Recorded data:
• • • • •
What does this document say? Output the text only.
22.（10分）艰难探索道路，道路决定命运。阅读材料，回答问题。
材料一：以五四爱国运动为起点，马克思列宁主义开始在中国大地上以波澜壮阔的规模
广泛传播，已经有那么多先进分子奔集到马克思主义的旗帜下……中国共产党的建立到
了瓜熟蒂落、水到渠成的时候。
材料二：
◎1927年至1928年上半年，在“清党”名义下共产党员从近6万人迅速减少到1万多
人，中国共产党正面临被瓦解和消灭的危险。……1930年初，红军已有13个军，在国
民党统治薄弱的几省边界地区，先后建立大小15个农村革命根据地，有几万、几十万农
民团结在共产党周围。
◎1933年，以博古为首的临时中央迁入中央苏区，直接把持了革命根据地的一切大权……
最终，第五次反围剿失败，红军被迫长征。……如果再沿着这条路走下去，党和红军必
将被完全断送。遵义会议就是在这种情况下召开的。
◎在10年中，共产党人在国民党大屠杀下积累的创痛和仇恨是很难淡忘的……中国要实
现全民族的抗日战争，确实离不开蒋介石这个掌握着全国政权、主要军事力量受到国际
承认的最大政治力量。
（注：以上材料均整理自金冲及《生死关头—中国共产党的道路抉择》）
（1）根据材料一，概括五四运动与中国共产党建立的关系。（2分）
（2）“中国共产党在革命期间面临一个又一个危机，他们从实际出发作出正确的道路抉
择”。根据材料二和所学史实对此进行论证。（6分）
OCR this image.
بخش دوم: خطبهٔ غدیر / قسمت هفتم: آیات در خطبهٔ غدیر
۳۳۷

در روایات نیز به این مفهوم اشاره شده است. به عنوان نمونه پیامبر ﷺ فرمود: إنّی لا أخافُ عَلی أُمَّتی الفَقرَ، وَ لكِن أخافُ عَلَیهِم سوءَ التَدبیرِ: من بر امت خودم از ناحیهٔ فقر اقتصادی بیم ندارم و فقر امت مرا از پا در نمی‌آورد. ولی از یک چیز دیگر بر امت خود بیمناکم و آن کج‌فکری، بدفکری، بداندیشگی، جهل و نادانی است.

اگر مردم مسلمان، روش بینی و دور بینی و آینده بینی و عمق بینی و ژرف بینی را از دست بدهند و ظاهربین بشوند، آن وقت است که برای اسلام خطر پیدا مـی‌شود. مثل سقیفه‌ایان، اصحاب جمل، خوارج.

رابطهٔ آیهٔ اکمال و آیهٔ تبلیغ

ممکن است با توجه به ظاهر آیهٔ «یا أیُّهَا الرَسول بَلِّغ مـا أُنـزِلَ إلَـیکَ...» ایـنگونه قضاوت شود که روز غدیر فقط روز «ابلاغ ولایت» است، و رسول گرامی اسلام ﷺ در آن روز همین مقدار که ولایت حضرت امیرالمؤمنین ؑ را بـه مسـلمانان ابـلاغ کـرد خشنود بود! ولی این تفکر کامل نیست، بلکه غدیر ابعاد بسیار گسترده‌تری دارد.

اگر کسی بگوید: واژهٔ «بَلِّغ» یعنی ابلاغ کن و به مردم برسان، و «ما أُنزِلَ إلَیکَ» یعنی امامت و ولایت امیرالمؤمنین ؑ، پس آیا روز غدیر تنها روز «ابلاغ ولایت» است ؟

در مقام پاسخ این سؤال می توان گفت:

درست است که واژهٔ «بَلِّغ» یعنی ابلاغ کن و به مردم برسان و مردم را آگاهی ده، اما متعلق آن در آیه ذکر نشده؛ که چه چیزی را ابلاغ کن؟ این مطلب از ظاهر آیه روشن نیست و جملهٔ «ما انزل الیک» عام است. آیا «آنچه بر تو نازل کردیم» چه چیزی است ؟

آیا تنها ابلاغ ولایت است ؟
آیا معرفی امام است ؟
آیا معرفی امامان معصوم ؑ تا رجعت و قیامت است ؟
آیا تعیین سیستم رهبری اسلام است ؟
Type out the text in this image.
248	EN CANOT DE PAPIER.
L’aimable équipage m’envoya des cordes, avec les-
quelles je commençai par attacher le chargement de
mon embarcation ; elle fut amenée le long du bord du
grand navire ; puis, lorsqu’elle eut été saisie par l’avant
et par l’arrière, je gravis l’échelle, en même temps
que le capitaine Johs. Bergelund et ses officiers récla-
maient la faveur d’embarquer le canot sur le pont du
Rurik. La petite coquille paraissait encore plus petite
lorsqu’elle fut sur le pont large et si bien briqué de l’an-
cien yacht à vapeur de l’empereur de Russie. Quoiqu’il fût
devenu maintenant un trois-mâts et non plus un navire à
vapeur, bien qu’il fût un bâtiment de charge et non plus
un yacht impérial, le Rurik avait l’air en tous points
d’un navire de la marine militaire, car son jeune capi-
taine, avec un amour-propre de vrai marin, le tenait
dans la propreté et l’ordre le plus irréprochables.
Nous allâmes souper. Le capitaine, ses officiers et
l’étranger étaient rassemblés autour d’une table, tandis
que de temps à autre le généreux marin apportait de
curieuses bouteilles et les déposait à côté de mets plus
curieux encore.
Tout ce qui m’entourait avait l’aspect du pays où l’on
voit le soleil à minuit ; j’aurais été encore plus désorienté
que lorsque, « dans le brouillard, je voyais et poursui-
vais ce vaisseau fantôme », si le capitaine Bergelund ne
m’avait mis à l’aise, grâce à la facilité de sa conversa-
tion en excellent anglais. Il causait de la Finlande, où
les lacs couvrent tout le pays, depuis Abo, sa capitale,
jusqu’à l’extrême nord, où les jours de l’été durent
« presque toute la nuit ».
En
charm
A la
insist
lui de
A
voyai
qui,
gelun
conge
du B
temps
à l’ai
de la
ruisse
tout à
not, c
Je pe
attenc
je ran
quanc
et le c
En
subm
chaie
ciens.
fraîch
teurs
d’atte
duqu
• • • • •
Exercise directions. Repeat every line of the material exactly as given.

Solution to the problem.
What does this document say? Output the text only.
22.（10分）艰难探索道路，道路决定命运。阅读材料，回答问题。
材料一：以五四爱国运动为起点，马克思列宁主义开始在中国大地上以波澜壮阔的规模
广泛传播，已经有那么多先进分子奔集到马克思主义的旗帜下……中国共产党的建立到
了瓜熟蒂落、水到渠成的时候。
材料二：
◎1927年至1928年上半年，在“清党”名义下共产党员从近6万人迅速减少到1万多
人，中国共产党正面临被瓦解和消灭的危险。……1930年初，红军已有13个军，在国
民党统治薄弱的几省边界地区，先后建立大小15个农村革命根据地，有几万、几十万农
民团结在共产党周围。
◎1933年，以博古为首的临时中央迁入中央苏区，直接把持了革命根据地的一切大权……
最终，第五次反围剿失败，红军被迫长征。……如果再沿着这条路走下去，党和红军必
将被完全断送。遵义会议就是在这种情况下召开的。
◎在10年中，共产党人在国民党大屠杀下积累的创痛和仇恨是很难淡忘的……中国要实
现全民族的抗日战争，确实离不开蒋介石这个掌握着全国政权、主要军事力量受到国际
承认的最大政治力量。
（注：以上材料均整理自金冲及《生死关头—中国共产党的道路抉择》）
（1）根据材料一，概括五四运动与中国共产党建立的关系。（2分）
（2）“中国共产党在革命期间面临一个又一个危机，他们从实际出发作出正确的道路抉
择”。根据材料二和所学史实对此进行论证。（6分）
OCR this image.
بخش دوم: خطبهٔ غدیر / قسمت هفتم: آیات در خطبهٔ غدیر
۳۳۷

در روایات نیز به این مفهوم اشاره شده است. به عنوان نمونه پیامبر ﷺ فرمود: إنّی لا أخافُ عَلی أُمَّتی الفَقرَ، وَ لكِن أخافُ عَلَیهِم سوءَ التَدبیرِ: من بر امت خودم از ناحیهٔ فقر اقتصادی بیم ندارم و فقر امت مرا از پا در نمی‌آورد. ولی از یک چیز دیگر بر امت خود بیمناکم و آن کج‌فکری، بدفکری، بداندیشگی، جهل و نادانی است.

اگر مردم مسلمان، روش بینی و دور بینی و آینده بینی و عمق بینی و ژرف بینی را از دست بدهند و ظاهربین بشوند، آن وقت است که برای اسلام خطر پیدا مـی‌شود. مثل سقیفه‌ایان، اصحاب جمل، خوارج.

رابطهٔ آیهٔ اکمال و آیهٔ تبلیغ

ممکن است با توجه به ظاهر آیهٔ «یا أیُّهَا الرَسول بَلِّغ مـا أُنـزِلَ إلَـیکَ...» ایـنگونه قضاوت شود که روز غدیر فقط روز «ابلاغ ولایت» است، و رسول گرامی اسلام ﷺ در آن روز همین مقدار که ولایت حضرت امیرالمؤمنین ؑ را بـه مسـلمانان ابـلاغ کـرد خشنود بود! ولی این تفکر کامل نیست، بلکه غدیر ابعاد بسیار گسترده‌تری دارد.

اگر کسی بگوید: واژهٔ «بَلِّغ» یعنی ابلاغ کن و به مردم برسان، و «ما أُنزِلَ إلَیکَ» یعنی امامت و ولایت امیرالمؤمنین ؑ، پس آیا روز غدیر تنها روز «ابلاغ ولایت» است ؟

در مقام پاسخ این سؤال می توان گفت:

درست است که واژهٔ «بَلِّغ» یعنی ابلاغ کن و به مردم برسان و مردم را آگاهی ده، اما متعلق آن در آیه ذکر نشده؛ که چه چیزی را ابلاغ کن؟ این مطلب از ظاهر آیه روشن نیست و جملهٔ «ما انزل الیک» عام است. آیا «آنچه بر تو نازل کردیم» چه چیزی است ؟

آیا تنها ابلاغ ولایت است ؟
آیا معرفی امام است ؟
آیا معرفی امامان معصوم ؑ تا رجعت و قیامت است ؟
آیا تعیین سیستم رهبری اسلام است ؟
Type out the text in this image.
248	EN CANOT DE PAPIER.
L’aimable équipage m’envoya des cordes, avec les-
quelles je commençai par attacher le chargement de
mon embarcation ; elle fut amenée le long du bord du
grand navire ; puis, lorsqu’elle eut été saisie par l’avant
et par l’arrière, je gravis l’échelle, en même temps
que le capitaine Johs. Bergelund et ses officiers récla-
maient la faveur d’embarquer le canot sur le pont du
Rurik. La petite coquille paraissait encore plus petite
lorsqu’elle fut sur le pont large et si bien briqué de l’an-
cien yacht à vapeur de l’empereur de Russie. Quoiqu’il fût
devenu maintenant un trois-mâts et non plus un navire à
vapeur, bien qu’il fût un bâtiment de charge et non plus
un yacht impérial, le Rurik avait l’air en tous points
d’un navire de la marine militaire, car son jeune capi-
taine, avec un amour-propre de vrai marin, le tenait
dans la propreté et l’ordre le plus irréprochables.
Nous allâmes souper. Le capitaine, ses officiers et
l’étranger étaient rassemblés autour d’une table, tandis
que de temps à autre le généreux marin apportait de
curieuses bouteilles et les déposait à côté de mets plus
curieux encore.
Tout ce qui m’entourait avait l’aspect du pays où l’on
voit le soleil à minuit ; j’aurais été encore plus désorienté
que lorsque, « dans le brouillard, je voyais et poursui-
vais ce vaisseau fantôme », si le capitaine Bergelund ne
m’avait mis à l’aise, grâce à la facilité de sa conversa-
tion en excellent anglais. Il causait de la Finlande, où
les lacs couvrent tout le pays, depuis Abo, sa capitale,
jusqu’à l’extrême nord, où les jours de l’été durent
« presque toute la nuit ».
En
charm
A la
insist
lui de
A
voyai
qui,
gelun
conge
du B
temps
à l’ai
de la
ruisse
tout à
not, c
Je pe
attenc
je ran
quanc
et le c
En
subm
chaie
ciens.
fraîch
teurs
d’atte
duqu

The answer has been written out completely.